Pull out every line below that holds the word "新中国成立后".

(Stored records)
##########
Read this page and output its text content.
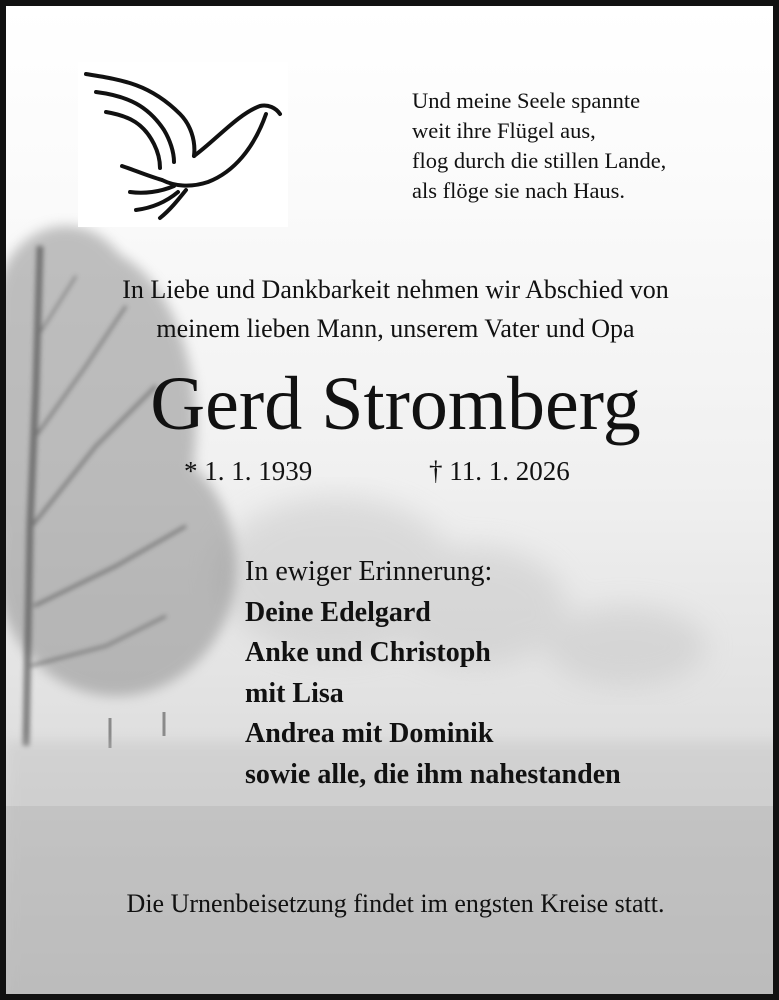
Und meine Seele spannte
weit ihre Flügel aus,
flog durch die stillen Lande,
als flöge sie nach Haus.
In Liebe und Dankbarkeit nehmen wir Abschied von
meinem lieben Mann, unserem Vater und Opa
Gerd Stromberg
* 1. 1. 1939	† 11. 1. 2026
In ewiger Erinnerung:
Deine Edelgard
Anke und Christoph
mit Lisa
Andrea mit Dominik
sowie alle, die ihm nahestanden
Die Urnenbeisetzung findet im engsten Kreise statt.
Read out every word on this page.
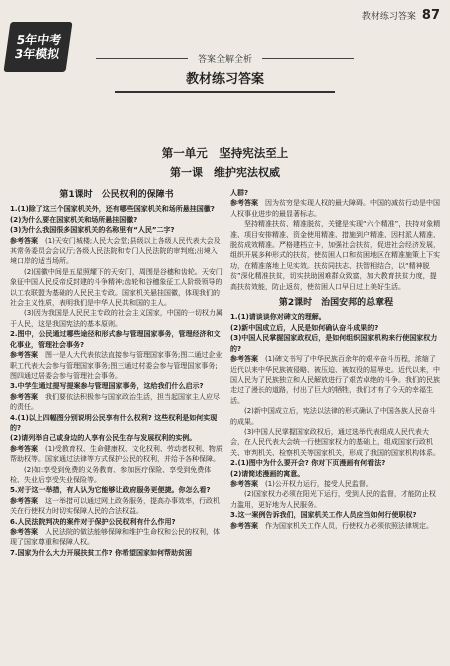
教材练习答案 87
5年中考
3年模拟	答案全解全析
教材练习答案
第一单元　坚持宪法至上
第一课　维护宪法权威
第1课时　公民权利的保障书

1.(1)除了这三个国家机关外，还有哪些国家机关和场所悬挂国徽?

(2)为什么要在国家机关和场所悬挂国徽?

(3)为什么我国很多国家机关的名称里有“人民”二字?

参考答案　 (1)天安门城楼;人民大会堂;县级以上各级人民代表大会及其常务委员会会议厅;各级人民法院和专门人民法院的审判庭;出境入境口岸的适当场所。

(2)国徽中间是五星照耀下的天安门，周围是谷穗和齿轮。天安门象征中国人民反帝反封建的斗争精神;齿轮和谷穗象征工人阶级领导的以工农联盟为基础的人民民主专政。国家机关悬挂国徽，体现我们的社会主义性质，表明我们是中华人民共和国的主人。

(3)因为我国是人民民主专政的社会主义国家，中国的一切权力属于人民，这是我国宪法的基本原则。

2.图中，公民通过哪些途径和形式参与管理国家事务，管理经济和文化事业，管理社会事务?

参考答案　 图一是人大代表依法直接参与管理国家事务;图二通过企业职工代表大会参与管理国家事务;图三通过村委会参与管理国家事务;图四通过居委会参与管理社会事务。

3.中学生通过提写提案参与管理国家事务，这给我们什么启示?

参考答案　 我们要依法积极参与国家政治生活，担当起国家主人应尽的责任。

4.(1)以上四幅图分别说明公民享有什么权利? 这些权利是如何实现的?

(2)请列举自己或身边的人享有公民生存与发展权利的实例。

参考答案　 (1)受教育权、生命健康权、文化权利、劳动者权利、物质帮助权等。国家通过法律等方式保护公民的权利，并给予各种保障。

(2)如:享受到免费的义务教育、参加医疗保险、享受到免费体检、失业后享受失业保险等。

5.对于这一举措，有人认为它能够让政府服务更便捷。你怎么看?

参考答案　 这一举措可以通过网上政务服务，提高办事效率，行政机关在行使权力时切实保障人民的合法权益。

6.人民法院判决的案件对于保护公民权利有什么作用?

参考答案　 人民法院的做法能够保障和维护生命权和公民的权利，体现了国家尊重和保障人权。

7.国家为什么大力开展扶贫工作? 你希望国家如何帮助贫困

人群?

参考答案　 因为贫穷是实现人权的最大障碍。中国的减贫行动是中国人权事业进步的最显著标志。

坚持精准扶贫、精准脱贫，关键是实现“六个精准”，扶持对象精准、项目安排精准、资金使用精准、措施到户精准、因村派人精准、脱贫成效精准。严格建档立卡，加强社会扶贫，促进社会经济发展，组织开展多种形式的扶贫，使贫困人口和贫困地区在精准施策上下实功，在精准落地上见实效。扶贫同扶志、扶智相结合，以“精神脱贫”深化精准扶贫，切实扶助困难群众致富，加大教育扶贫力度，提高扶贫效能，防止返贫，使贫困人口早日过上美好生活。

第2课时　治国安邦的总章程

1.(1)请谈谈你对碑文的理解。

(2)新中国成立后，人民是如何确认奋斗成果的?

(3)中国人民掌握国家政权后，是如何组织国家机构来行使国家权力的?

参考答案　 (1)碑文书写了中华民族百余年的艰辛奋斗历程，浓缩了近代以来中华民族被侵略、被压迫、被奴役的屈辱史。近代以来，中国人民为了民族独立和人民解放进行了艰苦卓绝的斗争。我们的民族走过了漫长的道路，付出了巨大的牺牲，我们才有了今天的幸福生活。

(2)新中国成立后，宪法以法律的形式确认了中国各族人民奋斗的成果。

(3)中国人民掌握国家政权后，通过选举代表组成人民代表大会，在人民代表大会统一行使国家权力的基础上，组成国家行政机关、审判机关、检察机关等国家机关，形成了我国的国家机构体系。

2.(1)图中为什么要开会? 你对下页漫画有何看法?

(2)请简述漫画的寓意。

参考答案　 (1)公开权力运行，接受人民监督。

(2)国家权力必须在阳光下运行，受到人民的监督，才能防止权力滥用，更好地为人民服务。

3.这一案例告诉我们，国家机关工作人员应当如何行使职权?

参考答案　 作为国家机关工作人员，行使权力必须依照法律规定。
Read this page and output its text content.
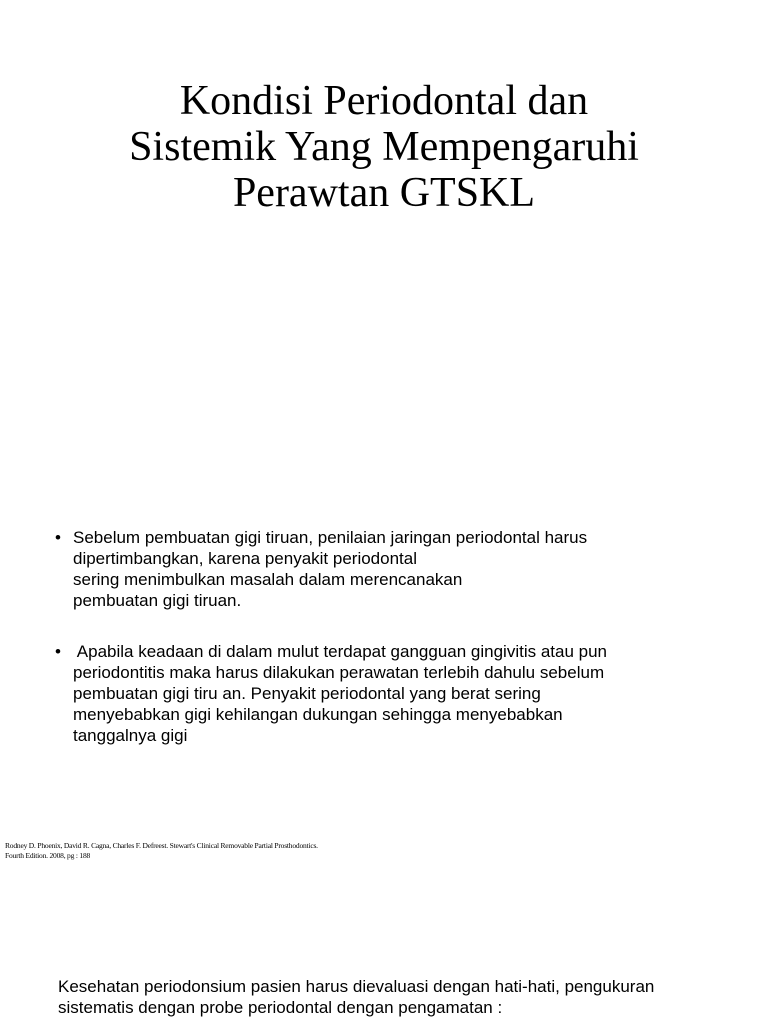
Kondisi Periodontal dan
Sistemik Yang Mempengaruhi
Perawtan GTSKL
• Sebelum pembuatan gigi tiruan, penilaian jaringan periodontal harus
dipertimbangkan, karena penyakit periodontal
sering menimbulkan masalah dalam merencanakan
pembuatan gigi tiruan.
• Apabila keadaan di dalam mulut terdapat gangguan gingivitis atau pun
periodontitis maka harus dilakukan perawatan terlebih dahulu sebelum
pembuatan gigi tiru an. Penyakit periodontal yang berat sering
menyebabkan gigi kehilangan dukungan sehingga menyebabkan
tanggalnya gigi
Rodney D. Phoenix, David R. Cagna, Charles F. Defreest. Stewart's Clinical Removable Partial Prosthodontics.
Fourth Edition. 2008, pg : 188
Kesehatan periodonsium pasien harus dievaluasi dengan hati-hati, pengukuran
sistematis dengan probe periodontal dengan pengamatan :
##########
— FULL ANSWER —
(2)新中国成立后，人民是如何确认奋斗成果的?
(2)新中国成立后，宪法以法律的形式确认了中国各族人民奋斗的成果。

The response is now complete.